───── EXCERPTED PASSAGE ─────

And what of farming? The picture above shows the view of our waterlogged west vineyard from the overflowing storage tank beside our house. Rainfall in the last ten days of February was very high reaching a record nine inches (22cm). Over the last ten years the month’s average for February was 7cm so we’ve had three times the normal amount. I have not taken the tractor from its garage because the the tyres would leave deep tracks in the cereal fields, compacting the land. I have stripped out the irrigation from the veg garden ready to rotovate it, and am waiting for a dry spell now.

March. The rain caused the builders to realise that since the back of the house is interred a metre deep it would be wise to separate the earth from the stone wall with a thick plastic sheet and a drainage pipe. Once again JJ the JCB man was summoned. He arrived on the first dry day in three weeks which was sunny and spring-like, everyone on site whistling their own tune whilst the birds did the same.

He started to dig a trench for a gas pipe to connect the gas cylinders beside the barracão to the house. As he took out the third bucketful, the cement mixer stopped, the lights went out, the hammer drill stopped, all went silent. The builders had laid the electricity cable to the house only four inches deep, exactly where JJ was putting the gas pipe and he had cut the earth line and tripped out the power – oops!

JJ’s other excavations were a wide trench around the back and side of the house and a narrow trench for me to install a drainage pipe from the barracão gutter to a soakaway in some trees near to the house.  A good length of drainage tube was required so the next day we bought nine metres (30 feet) in Fundão. However it rained again and contrary to my hopes, the soil became very soggy, very quickly.

The tubing had to be laid and the hole covered over so I donned a “waterproof” (which I discovered was not) and got on with the job. My wellies had been stored in the barn and mice seem to like snacking on Dunlop boots so I had to wear my work boots. The mud in my trench was above ankle depth so I soon had wet feet in addition to a wet back. I looked for a rain hat but found only a cotton peaked cap. When I wore it right way round I was unable to see up to where the piles of earth were so I had to wear it back-to-front after the style of Eminem. It did not keep off the rain for long; my gloves quickly became sodden, then my trouser legs. I used my tractor to cover the tube with earth and had to keep getting on and off to check the tube was in place. The rain collects in the seat so when you sit down again, the cold rainwater soaks in and you get “tractor bum”, which is rather unpleasant.

Just as I finished at 4.30 in the low light and rain, the gas man arrived a day late. Full of energy he greeted us; Janet was definitely frosty and when he saw the moat that was his workplace he asked if I have any wellies. In my wet state I clearly had not. Janet reminded him that, had he arrived yesterday as he said he would, he would have worked in the sunshine. Nevertheless he vigorously drilled through the two-foot stone wall and got on with laying the pipe. Unperturbed by the electrical supply to the house looping over the gas pipe,  he brazed the new pipe to the connection (which he had left available a year ago), finished off in the house and drove away before dark, leaving me to close the trench with my puddle-seated tractor.

───── WORKING DATA ─────

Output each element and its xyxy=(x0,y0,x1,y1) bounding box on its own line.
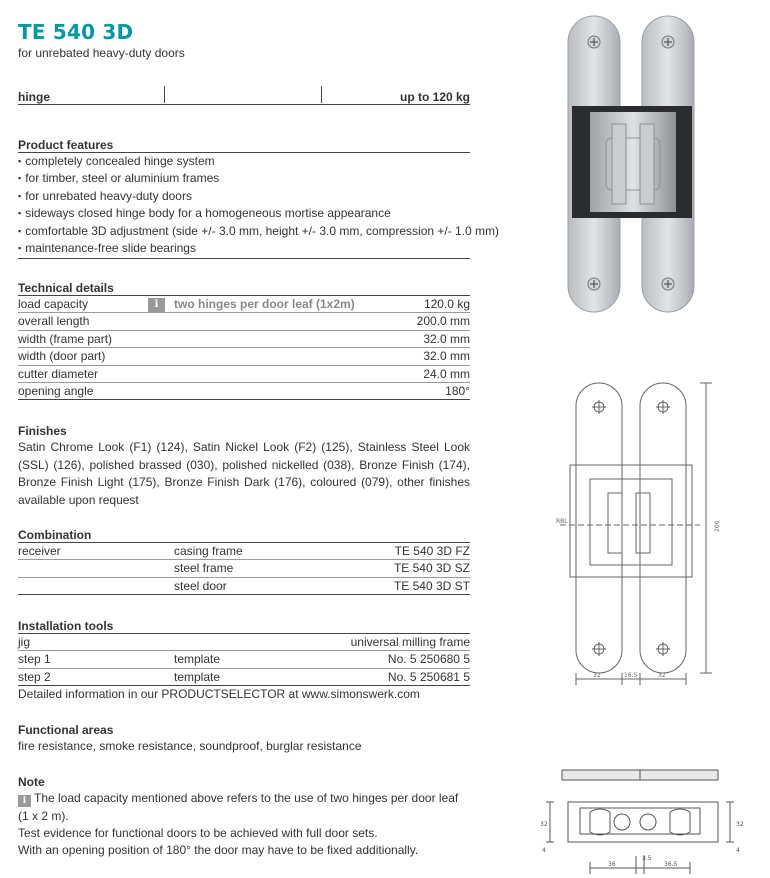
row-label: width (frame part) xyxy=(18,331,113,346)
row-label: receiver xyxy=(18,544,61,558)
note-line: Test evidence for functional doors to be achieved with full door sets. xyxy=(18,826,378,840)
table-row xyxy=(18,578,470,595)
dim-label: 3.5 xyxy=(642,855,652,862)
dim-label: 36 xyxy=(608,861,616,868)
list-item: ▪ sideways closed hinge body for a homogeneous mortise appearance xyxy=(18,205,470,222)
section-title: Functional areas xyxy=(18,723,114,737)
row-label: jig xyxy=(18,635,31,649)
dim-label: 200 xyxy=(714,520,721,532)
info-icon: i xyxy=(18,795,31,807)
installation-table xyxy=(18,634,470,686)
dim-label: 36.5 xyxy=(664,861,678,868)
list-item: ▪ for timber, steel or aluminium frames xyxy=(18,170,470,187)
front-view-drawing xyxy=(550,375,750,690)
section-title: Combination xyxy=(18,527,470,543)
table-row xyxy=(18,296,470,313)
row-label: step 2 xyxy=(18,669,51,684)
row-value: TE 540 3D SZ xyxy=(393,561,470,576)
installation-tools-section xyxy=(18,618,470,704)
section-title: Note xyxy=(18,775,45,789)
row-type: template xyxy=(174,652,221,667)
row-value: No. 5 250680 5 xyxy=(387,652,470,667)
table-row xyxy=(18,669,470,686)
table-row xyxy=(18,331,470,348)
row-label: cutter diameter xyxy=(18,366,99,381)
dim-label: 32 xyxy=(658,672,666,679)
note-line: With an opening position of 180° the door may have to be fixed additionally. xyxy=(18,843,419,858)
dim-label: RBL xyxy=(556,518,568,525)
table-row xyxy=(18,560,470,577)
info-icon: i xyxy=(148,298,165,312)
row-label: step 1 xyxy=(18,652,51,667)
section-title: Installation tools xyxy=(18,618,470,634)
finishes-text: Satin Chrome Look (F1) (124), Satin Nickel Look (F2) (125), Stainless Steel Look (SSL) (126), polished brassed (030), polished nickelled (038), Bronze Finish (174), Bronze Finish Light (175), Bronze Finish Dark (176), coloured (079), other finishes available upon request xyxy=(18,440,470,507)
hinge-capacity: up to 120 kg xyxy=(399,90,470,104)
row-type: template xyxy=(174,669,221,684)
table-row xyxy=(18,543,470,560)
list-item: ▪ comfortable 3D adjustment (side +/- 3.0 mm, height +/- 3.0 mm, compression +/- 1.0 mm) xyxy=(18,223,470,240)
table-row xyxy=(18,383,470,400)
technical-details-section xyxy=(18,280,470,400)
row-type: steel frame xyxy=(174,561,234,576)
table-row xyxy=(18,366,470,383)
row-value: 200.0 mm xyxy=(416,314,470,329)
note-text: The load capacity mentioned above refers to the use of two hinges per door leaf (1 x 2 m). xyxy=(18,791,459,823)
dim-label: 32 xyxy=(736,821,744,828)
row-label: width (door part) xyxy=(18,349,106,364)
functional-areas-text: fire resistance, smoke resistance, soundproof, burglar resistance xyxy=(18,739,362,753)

─────

▶ _EXERCISE TASK 1_:
Output the part of the passage about the wet weather and the building work starting at "He started to" and ending at "power – oops!", word for word.
▶ _EXERCISE TASK 2_:
From the entries, return the lines starting at the one containing "row-label: width (frame" and ending at the one containing "row-value: 200.0 mm xyxy=(416,314,470,329)", both included, and copy them exactly.

▶ _CORRECT ANSWER 1_:
He started to dig a trench for a gas pipe to connect the gas cylinders beside the barracão to the house. As he took out the third bucketful, the cement mixer stopped, the lights went out, the hammer drill stopped, all went silent. The builders had laid the electricity cable to the house only four inches deep, exactly where JJ was putting the gas pipe and he had cut the earth line and tripped out the power – oops!

▶ _CORRECT ANSWER 2_:
row-label: width (frame part) xyxy=(18,331,113,346)
row-label: receiver xyxy=(18,544,61,558)
note-line: Test evidence for functional doors to be achieved with full door sets. xyxy=(18,826,378,840)
table-row xyxy=(18,578,470,595)
dim-label: 3.5 xyxy=(642,855,652,862)
dim-label: 36 xyxy=(608,861,616,868)
list-item: ▪ sideways closed hinge body for a homogeneous mortise appearance xyxy=(18,205,470,222)
section-title: Functional areas xyxy=(18,723,114,737)
row-label: jig xyxy=(18,635,31,649)
dim-label: 200 xyxy=(714,520,721,532)
info-icon: i xyxy=(18,795,31,807)
installation-table xyxy=(18,634,470,686)
dim-label: 36.5 xyxy=(664,861,678,868)
list-item: ▪ for timber, steel or aluminium frames xyxy=(18,170,470,187)
front-view-drawing xyxy=(550,375,750,690)
section-title: Combination xyxy=(18,527,470,543)
table-row xyxy=(18,296,470,313)
row-label: step 2 xyxy=(18,669,51,684)
row-value: TE 540 3D SZ xyxy=(393,561,470,576)
installation-tools-section xyxy=(18,618,470,704)
section-title: Note xyxy=(18,775,45,789)
row-type: template xyxy=(174,652,221,667)
row-value: No. 5 250680 5 xyxy=(387,652,470,667)
table-row xyxy=(18,669,470,686)
table-row xyxy=(18,331,470,348)
row-label: cutter diameter xyxy=(18,366,99,381)
dim-label: 32 xyxy=(658,672,666,679)
note-line: With an opening position of 180° the door may have to be fixed additionally. xyxy=(18,843,419,858)
dim-label: RBL xyxy=(556,518,568,525)
table-row xyxy=(18,560,470,577)
info-icon: i xyxy=(148,298,165,312)
row-label: step 1 xyxy=(18,652,51,667)
section-title: Installation tools xyxy=(18,618,470,634)
finishes-text: Satin Chrome Look (F1) (124), Satin Nickel Look (F2) (125), Stainless Steel Look (SSL) (126), polished brassed (030), polished nickelled (038), Bronze Finish (174), Bronze Finish Light (175), Bronze Finish Dark (176), coloured (079), other finishes available upon request xyxy=(18,440,470,507)
hinge-capacity: up to 120 kg xyxy=(399,90,470,104)
row-type: template xyxy=(174,669,221,684)
table-row xyxy=(18,543,470,560)
list-item: ▪ comfortable 3D adjustment (side +/- 3.0 mm, height +/- 3.0 mm, compression +/- 1.0 mm) xyxy=(18,223,470,240)
table-row xyxy=(18,383,470,400)
technical-details-section xyxy=(18,280,470,400)
row-type: steel frame xyxy=(174,561,234,576)
table-row xyxy=(18,366,470,383)
row-value: 200.0 mm xyxy=(416,314,470,329)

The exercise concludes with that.